Your answer must be a word-for-word copy of the data.

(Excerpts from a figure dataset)
+===+
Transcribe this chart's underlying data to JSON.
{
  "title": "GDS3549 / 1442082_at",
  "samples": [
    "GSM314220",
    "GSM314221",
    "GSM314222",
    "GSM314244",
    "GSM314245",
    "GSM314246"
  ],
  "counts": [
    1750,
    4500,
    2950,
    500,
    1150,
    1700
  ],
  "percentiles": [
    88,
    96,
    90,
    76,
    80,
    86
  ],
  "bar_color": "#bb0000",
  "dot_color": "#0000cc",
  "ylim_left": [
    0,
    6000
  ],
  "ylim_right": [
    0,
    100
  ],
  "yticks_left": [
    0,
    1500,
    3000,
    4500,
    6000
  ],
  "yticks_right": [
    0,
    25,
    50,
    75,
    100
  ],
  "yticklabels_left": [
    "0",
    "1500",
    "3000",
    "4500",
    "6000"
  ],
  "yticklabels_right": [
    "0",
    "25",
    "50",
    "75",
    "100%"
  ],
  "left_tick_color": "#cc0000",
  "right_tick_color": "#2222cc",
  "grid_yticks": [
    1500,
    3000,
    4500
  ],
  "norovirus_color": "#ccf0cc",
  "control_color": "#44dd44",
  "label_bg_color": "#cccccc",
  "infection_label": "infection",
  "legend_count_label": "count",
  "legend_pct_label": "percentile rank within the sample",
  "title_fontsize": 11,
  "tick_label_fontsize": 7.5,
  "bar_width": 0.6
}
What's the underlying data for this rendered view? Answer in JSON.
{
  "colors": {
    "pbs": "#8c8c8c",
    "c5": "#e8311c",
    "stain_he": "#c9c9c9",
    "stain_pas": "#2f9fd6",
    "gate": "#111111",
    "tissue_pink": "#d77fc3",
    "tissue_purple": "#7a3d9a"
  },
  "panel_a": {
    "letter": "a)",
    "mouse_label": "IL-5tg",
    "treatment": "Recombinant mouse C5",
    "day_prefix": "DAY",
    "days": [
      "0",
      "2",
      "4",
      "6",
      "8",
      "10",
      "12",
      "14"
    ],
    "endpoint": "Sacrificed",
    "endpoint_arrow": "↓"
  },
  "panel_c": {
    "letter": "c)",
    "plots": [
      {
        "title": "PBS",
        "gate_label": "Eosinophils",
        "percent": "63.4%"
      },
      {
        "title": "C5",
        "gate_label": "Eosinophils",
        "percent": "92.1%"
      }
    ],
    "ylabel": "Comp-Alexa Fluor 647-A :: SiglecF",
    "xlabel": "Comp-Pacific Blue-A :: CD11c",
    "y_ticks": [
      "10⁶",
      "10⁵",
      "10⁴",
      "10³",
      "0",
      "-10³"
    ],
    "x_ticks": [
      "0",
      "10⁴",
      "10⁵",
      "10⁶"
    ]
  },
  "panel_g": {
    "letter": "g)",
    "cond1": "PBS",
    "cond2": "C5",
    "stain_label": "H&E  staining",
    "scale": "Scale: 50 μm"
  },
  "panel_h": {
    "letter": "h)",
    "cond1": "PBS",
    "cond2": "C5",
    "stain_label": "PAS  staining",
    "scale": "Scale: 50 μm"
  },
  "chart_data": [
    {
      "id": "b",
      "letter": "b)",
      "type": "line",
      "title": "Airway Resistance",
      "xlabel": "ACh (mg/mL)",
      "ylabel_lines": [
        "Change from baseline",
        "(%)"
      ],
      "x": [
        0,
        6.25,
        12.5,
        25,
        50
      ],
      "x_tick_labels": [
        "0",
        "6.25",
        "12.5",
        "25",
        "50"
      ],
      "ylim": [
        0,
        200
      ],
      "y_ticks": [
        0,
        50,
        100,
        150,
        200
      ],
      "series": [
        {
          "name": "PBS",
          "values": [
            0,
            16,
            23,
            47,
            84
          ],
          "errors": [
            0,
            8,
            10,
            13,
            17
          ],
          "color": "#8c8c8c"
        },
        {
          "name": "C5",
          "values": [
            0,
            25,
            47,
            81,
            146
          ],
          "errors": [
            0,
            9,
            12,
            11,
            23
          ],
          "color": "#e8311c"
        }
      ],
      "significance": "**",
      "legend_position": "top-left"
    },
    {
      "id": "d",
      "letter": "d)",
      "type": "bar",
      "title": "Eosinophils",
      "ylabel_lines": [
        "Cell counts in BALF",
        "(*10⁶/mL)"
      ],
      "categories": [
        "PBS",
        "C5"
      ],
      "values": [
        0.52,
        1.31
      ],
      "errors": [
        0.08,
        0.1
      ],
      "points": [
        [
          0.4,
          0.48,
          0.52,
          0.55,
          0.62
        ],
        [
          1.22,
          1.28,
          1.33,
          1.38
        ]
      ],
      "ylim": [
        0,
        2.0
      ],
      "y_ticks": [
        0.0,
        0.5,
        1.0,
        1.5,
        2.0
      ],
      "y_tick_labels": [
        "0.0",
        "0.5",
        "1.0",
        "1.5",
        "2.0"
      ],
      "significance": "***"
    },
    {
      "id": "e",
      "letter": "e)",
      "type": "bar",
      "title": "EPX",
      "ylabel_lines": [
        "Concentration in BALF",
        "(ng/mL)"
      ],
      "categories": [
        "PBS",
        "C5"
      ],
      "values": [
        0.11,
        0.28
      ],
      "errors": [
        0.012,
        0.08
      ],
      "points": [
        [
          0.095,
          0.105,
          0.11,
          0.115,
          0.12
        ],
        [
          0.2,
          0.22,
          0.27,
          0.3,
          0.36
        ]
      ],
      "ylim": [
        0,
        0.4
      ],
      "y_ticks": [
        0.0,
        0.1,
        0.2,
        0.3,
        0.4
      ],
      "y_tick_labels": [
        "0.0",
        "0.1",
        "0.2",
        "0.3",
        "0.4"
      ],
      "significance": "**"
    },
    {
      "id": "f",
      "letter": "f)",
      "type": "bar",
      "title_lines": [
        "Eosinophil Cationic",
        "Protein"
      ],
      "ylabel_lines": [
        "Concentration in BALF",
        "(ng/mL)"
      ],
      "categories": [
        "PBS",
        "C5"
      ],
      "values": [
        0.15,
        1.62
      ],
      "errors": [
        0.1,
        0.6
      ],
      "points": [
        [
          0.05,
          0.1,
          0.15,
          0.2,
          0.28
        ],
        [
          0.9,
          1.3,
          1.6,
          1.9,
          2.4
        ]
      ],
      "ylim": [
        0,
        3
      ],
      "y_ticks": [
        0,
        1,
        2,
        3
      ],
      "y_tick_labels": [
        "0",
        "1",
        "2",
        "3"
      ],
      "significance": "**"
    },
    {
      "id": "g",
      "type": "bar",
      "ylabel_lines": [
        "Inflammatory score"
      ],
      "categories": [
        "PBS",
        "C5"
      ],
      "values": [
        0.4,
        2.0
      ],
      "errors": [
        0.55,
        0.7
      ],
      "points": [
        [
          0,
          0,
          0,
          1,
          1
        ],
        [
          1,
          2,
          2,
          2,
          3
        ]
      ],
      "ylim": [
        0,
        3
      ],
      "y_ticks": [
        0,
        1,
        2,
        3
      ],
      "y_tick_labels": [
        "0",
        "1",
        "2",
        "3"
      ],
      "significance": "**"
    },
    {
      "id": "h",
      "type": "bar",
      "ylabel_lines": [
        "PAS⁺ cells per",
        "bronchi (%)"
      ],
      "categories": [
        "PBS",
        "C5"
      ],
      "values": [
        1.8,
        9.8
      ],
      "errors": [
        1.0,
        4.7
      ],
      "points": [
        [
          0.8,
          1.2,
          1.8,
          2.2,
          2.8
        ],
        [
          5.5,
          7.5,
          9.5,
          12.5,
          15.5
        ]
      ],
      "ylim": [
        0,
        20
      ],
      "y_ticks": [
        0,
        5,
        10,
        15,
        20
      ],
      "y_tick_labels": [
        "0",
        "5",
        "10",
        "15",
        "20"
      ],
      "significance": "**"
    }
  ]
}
+===+
EXERCISE SOLUTION:
Transcribe this chart's underlying data to JSON.
{
  "title": "GDS3549 / 1442082_at",
  "samples": [
    "GSM314220",
    "GSM314221",
    "GSM314222",
    "GSM314244",
    "GSM314245",
    "GSM314246"
  ],
  "counts": [
    1750,
    4500,
    2950,
    500,
    1150,
    1700
  ],
  "percentiles": [
    88,
    96,
    90,
    76,
    80,
    86
  ],
  "bar_color": "#bb0000",
  "dot_color": "#0000cc",
  "ylim_left": [
    0,
    6000
  ],
  "ylim_right": [
    0,
    100
  ],
  "yticks_left": [
    0,
    1500,
    3000,
    4500,
    6000
  ],
  "yticks_right": [
    0,
    25,
    50,
    75,
    100
  ],
  "yticklabels_left": [
    "0",
    "1500",
    "3000",
    "4500",
    "6000"
  ],
  "yticklabels_right": [
    "0",
    "25",
    "50",
    "75",
    "100%"
  ],
  "left_tick_color": "#cc0000",
  "right_tick_color": "#2222cc",
  "grid_yticks": [
    1500,
    3000,
    4500
  ],
  "norovirus_color": "#ccf0cc",
  "control_color": "#44dd44",
  "label_bg_color": "#cccccc",
  "infection_label": "infection",
  "legend_count_label": "count",
  "legend_pct_label": "percentile rank within the sample",
  "title_fontsize": 11,
  "tick_label_fontsize": 7.5,
  "bar_width": 0.6
}
What's the underlying data for this rendered view? Answer in JSON.
{
  "colors": {
    "pbs": "#8c8c8c",
    "c5": "#e8311c",
    "stain_he": "#c9c9c9",
    "stain_pas": "#2f9fd6",
    "gate": "#111111",
    "tissue_pink": "#d77fc3",
    "tissue_purple": "#7a3d9a"
  },
  "panel_a": {
    "letter": "a)",
    "mouse_label": "IL-5tg",
    "treatment": "Recombinant mouse C5",
    "day_prefix": "DAY",
    "days": [
      "0",
      "2",
      "4",
      "6",
      "8",
      "10",
      "12",
      "14"
    ],
    "endpoint": "Sacrificed",
    "endpoint_arrow": "↓"
  },
  "panel_c": {
    "letter": "c)",
    "plots": [
      {
        "title": "PBS",
        "gate_label": "Eosinophils",
        "percent": "63.4%"
      },
      {
        "title": "C5",
        "gate_label": "Eosinophils",
        "percent": "92.1%"
      }
    ],
    "ylabel": "Comp-Alexa Fluor 647-A :: SiglecF",
    "xlabel": "Comp-Pacific Blue-A :: CD11c",
    "y_ticks": [
      "10⁶",
      "10⁵",
      "10⁴",
      "10³",
      "0",
      "-10³"
    ],
    "x_ticks": [
      "0",
      "10⁴",
      "10⁵",
      "10⁶"
    ]
  },
  "panel_g": {
    "letter": "g)",
    "cond1": "PBS",
    "cond2": "C5",
    "stain_label": "H&E  staining",
    "scale": "Scale: 50 μm"
  },
  "panel_h": {
    "letter": "h)",
    "cond1": "PBS",
    "cond2": "C5",
    "stain_label": "PAS  staining",
    "scale": "Scale: 50 μm"
  },
  "chart_data": [
    {
      "id": "b",
      "letter": "b)",
      "type": "line",
      "title": "Airway Resistance",
      "xlabel": "ACh (mg/mL)",
      "ylabel_lines": [
        "Change from baseline",
        "(%)"
      ],
      "x": [
        0,
        6.25,
        12.5,
        25,
        50
      ],
      "x_tick_labels": [
        "0",
        "6.25",
        "12.5",
        "25",
        "50"
      ],
      "ylim": [
        0,
        200
      ],
      "y_ticks": [
        0,
        50,
        100,
        150,
        200
      ],
      "series": [
        {
          "name": "PBS",
          "values": [
            0,
            16,
            23,
            47,
            84
          ],
          "errors": [
            0,
            8,
            10,
            13,
            17
          ],
          "color": "#8c8c8c"
        },
        {
          "name": "C5",
          "values": [
            0,
            25,
            47,
            81,
            146
          ],
          "errors": [
            0,
            9,
            12,
            11,
            23
          ],
          "color": "#e8311c"
        }
      ],
      "significance": "**",
      "legend_position": "top-left"
    },
    {
      "id": "d",
      "letter": "d)",
      "type": "bar",
      "title": "Eosinophils",
      "ylabel_lines": [
        "Cell counts in BALF",
        "(*10⁶/mL)"
      ],
      "categories": [
        "PBS",
        "C5"
      ],
      "values": [
        0.52,
        1.31
      ],
      "errors": [
        0.08,
        0.1
      ],
      "points": [
        [
          0.4,
          0.48,
          0.52,
          0.55,
          0.62
        ],
        [
          1.22,
          1.28,
          1.33,
          1.38
        ]
      ],
      "ylim": [
        0,
        2.0
      ],
      "y_ticks": [
        0.0,
        0.5,
        1.0,
        1.5,
        2.0
      ],
      "y_tick_labels": [
        "0.0",
        "0.5",
        "1.0",
        "1.5",
        "2.0"
      ],
      "significance": "***"
    },
    {
      "id": "e",
      "letter": "e)",
      "type": "bar",
      "title": "EPX",
      "ylabel_lines": [
        "Concentration in BALF",
        "(ng/mL)"
      ],
      "categories": [
        "PBS",
        "C5"
      ],
      "values": [
        0.11,
        0.28
      ],
      "errors": [
        0.012,
        0.08
      ],
      "points": [
        [
          0.095,
          0.105,
          0.11,
          0.115,
          0.12
        ],
        [
          0.2,
          0.22,
          0.27,
          0.3,
          0.36
        ]
      ],
      "ylim": [
        0,
        0.4
      ],
      "y_ticks": [
        0.0,
        0.1,
        0.2,
        0.3,
        0.4
      ],
      "y_tick_labels": [
        "0.0",
        "0.1",
        "0.2",
        "0.3",
        "0.4"
      ],
      "significance": "**"
    },
    {
      "id": "f",
      "letter": "f)",
      "type": "bar",
      "title_lines": [
        "Eosinophil Cationic",
        "Protein"
      ],
      "ylabel_lines": [
        "Concentration in BALF",
        "(ng/mL)"
      ],
      "categories": [
        "PBS",
        "C5"
      ],
      "values": [
        0.15,
        1.62
      ],
      "errors": [
        0.1,
        0.6
      ],
      "points": [
        [
          0.05,
          0.1,
          0.15,
          0.2,
          0.28
        ],
        [
          0.9,
          1.3,
          1.6,
          1.9,
          2.4
        ]
      ],
      "ylim": [
        0,
        3
      ],
      "y_ticks": [
        0,
        1,
        2,
        3
      ],
      "y_tick_labels": [
        "0",
        "1",
        "2",
        "3"
      ],
      "significance": "**"
    },
    {
      "id": "g",
      "type": "bar",
      "ylabel_lines": [
        "Inflammatory score"
      ],
      "categories": [
        "PBS",
        "C5"
      ],
      "values": [
        0.4,
        2.0
      ],
      "errors": [
        0.55,
        0.7
      ],
      "points": [
        [
          0,
          0,
          0,
          1,
          1
        ],
        [
          1,
          2,
          2,
          2,
          3
        ]
      ],
      "ylim": [
        0,
        3
      ],
      "y_ticks": [
        0,
        1,
        2,
        3
      ],
      "y_tick_labels": [
        "0",
        "1",
        "2",
        "3"
      ],
      "significance": "**"
    },
    {
      "id": "h",
      "type": "bar",
      "ylabel_lines": [
        "PAS⁺ cells per",
        "bronchi (%)"
      ],
      "categories": [
        "PBS",
        "C5"
      ],
      "values": [
        1.8,
        9.8
      ],
      "errors": [
        1.0,
        4.7
      ],
      "points": [
        [
          0.8,
          1.2,
          1.8,
          2.2,
          2.8
        ],
        [
          5.5,
          7.5,
          9.5,
          12.5,
          15.5
        ]
      ],
      "ylim": [
        0,
        20
      ],
      "y_ticks": [
        0,
        5,
        10,
        15,
        20
      ],
      "y_tick_labels": [
        "0",
        "5",
        "10",
        "15",
        "20"
      ],
      "significance": "**"
    }
  ]
}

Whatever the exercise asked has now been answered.